── Data to use ──
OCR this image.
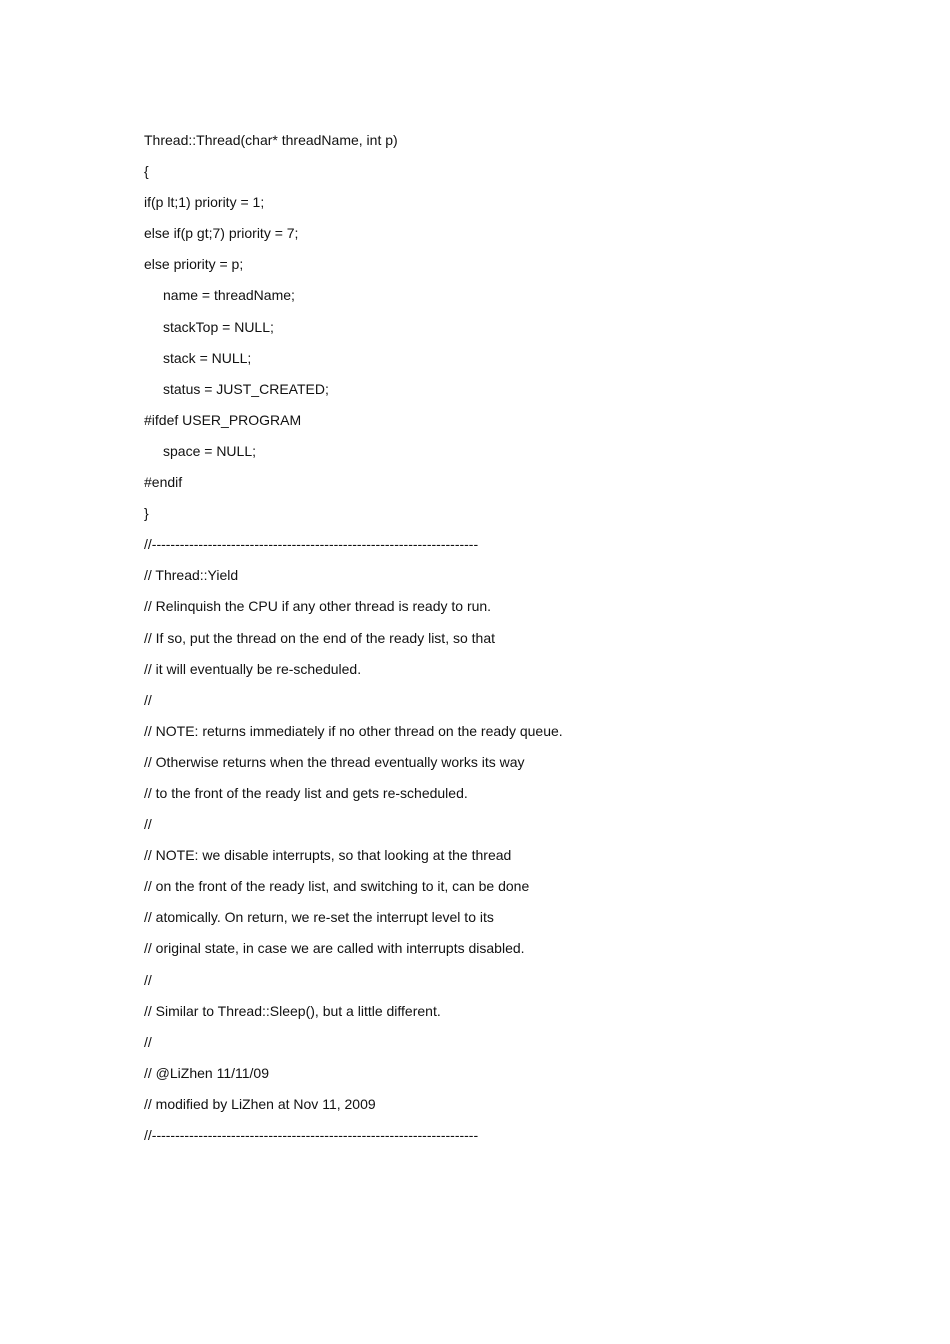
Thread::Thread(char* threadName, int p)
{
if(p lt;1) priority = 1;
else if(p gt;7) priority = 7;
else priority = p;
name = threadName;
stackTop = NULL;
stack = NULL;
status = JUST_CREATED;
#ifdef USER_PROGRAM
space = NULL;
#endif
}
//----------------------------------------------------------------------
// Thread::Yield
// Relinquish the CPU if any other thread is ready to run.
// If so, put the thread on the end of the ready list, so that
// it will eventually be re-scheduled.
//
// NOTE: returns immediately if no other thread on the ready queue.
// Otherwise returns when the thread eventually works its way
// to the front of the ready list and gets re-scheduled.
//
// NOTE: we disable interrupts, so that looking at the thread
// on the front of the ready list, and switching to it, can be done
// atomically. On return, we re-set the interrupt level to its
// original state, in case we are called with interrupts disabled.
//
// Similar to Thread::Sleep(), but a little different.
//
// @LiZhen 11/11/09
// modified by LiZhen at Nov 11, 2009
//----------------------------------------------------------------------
───
▶ Objective:
Reproduce all the entries that precede this task, word for word, minus any pictures.

▶ Exercise result:
OCR this image.
Thread::Thread(char* threadName, int p)
{
if(p lt;1) priority = 1;
else if(p gt;7) priority = 7;
else priority = p;
name = threadName;
stackTop = NULL;
stack = NULL;
status = JUST_CREATED;
#ifdef USER_PROGRAM
space = NULL;
#endif
}
//----------------------------------------------------------------------
// Thread::Yield
// Relinquish the CPU if any other thread is ready to run.
// If so, put the thread on the end of the ready list, so that
// it will eventually be re-scheduled.
//
// NOTE: returns immediately if no other thread on the ready queue.
// Otherwise returns when the thread eventually works its way
// to the front of the ready list and gets re-scheduled.
//
// NOTE: we disable interrupts, so that looking at the thread
// on the front of the ready list, and switching to it, can be done
// atomically. On return, we re-set the interrupt level to its
// original state, in case we are called with interrupts disabled.
//
// Similar to Thread::Sleep(), but a little different.
//
// @LiZhen 11/11/09
// modified by LiZhen at Nov 11, 2009
//----------------------------------------------------------------------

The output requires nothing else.